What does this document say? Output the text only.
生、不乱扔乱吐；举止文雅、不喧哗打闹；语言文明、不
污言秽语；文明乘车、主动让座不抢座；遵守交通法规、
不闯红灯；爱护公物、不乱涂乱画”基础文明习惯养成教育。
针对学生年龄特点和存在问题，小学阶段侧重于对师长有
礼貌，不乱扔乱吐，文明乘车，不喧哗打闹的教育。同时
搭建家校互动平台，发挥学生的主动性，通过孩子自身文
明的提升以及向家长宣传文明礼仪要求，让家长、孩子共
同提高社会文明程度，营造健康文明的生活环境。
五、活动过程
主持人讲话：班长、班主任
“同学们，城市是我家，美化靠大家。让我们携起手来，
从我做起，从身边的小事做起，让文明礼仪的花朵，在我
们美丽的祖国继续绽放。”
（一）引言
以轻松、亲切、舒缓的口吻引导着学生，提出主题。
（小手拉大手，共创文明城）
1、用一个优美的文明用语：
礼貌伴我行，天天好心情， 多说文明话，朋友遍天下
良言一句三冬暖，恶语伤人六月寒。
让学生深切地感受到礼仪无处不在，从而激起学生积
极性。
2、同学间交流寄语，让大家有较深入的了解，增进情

------

## YOUR INSTRUCTIONS
Your task is to quote the listing above word for word.

## RESPONSE TO THIS TASK
What does this document say? Output the text only.
生、不乱扔乱吐；举止文雅、不喧哗打闹；语言文明、不
污言秽语；文明乘车、主动让座不抢座；遵守交通法规、
不闯红灯；爱护公物、不乱涂乱画”基础文明习惯养成教育。
针对学生年龄特点和存在问题，小学阶段侧重于对师长有
礼貌，不乱扔乱吐，文明乘车，不喧哗打闹的教育。同时
搭建家校互动平台，发挥学生的主动性，通过孩子自身文
明的提升以及向家长宣传文明礼仪要求，让家长、孩子共
同提高社会文明程度，营造健康文明的生活环境。
五、活动过程
主持人讲话：班长、班主任
“同学们，城市是我家，美化靠大家。让我们携起手来，
从我做起，从身边的小事做起，让文明礼仪的花朵，在我
们美丽的祖国继续绽放。”
（一）引言
以轻松、亲切、舒缓的口吻引导着学生，提出主题。
（小手拉大手，共创文明城）
1、用一个优美的文明用语：
礼貌伴我行，天天好心情， 多说文明话，朋友遍天下
良言一句三冬暖，恶语伤人六月寒。
让学生深切地感受到礼仪无处不在，从而激起学生积
极性。
2、同学间交流寄语，让大家有较深入的了解，增进情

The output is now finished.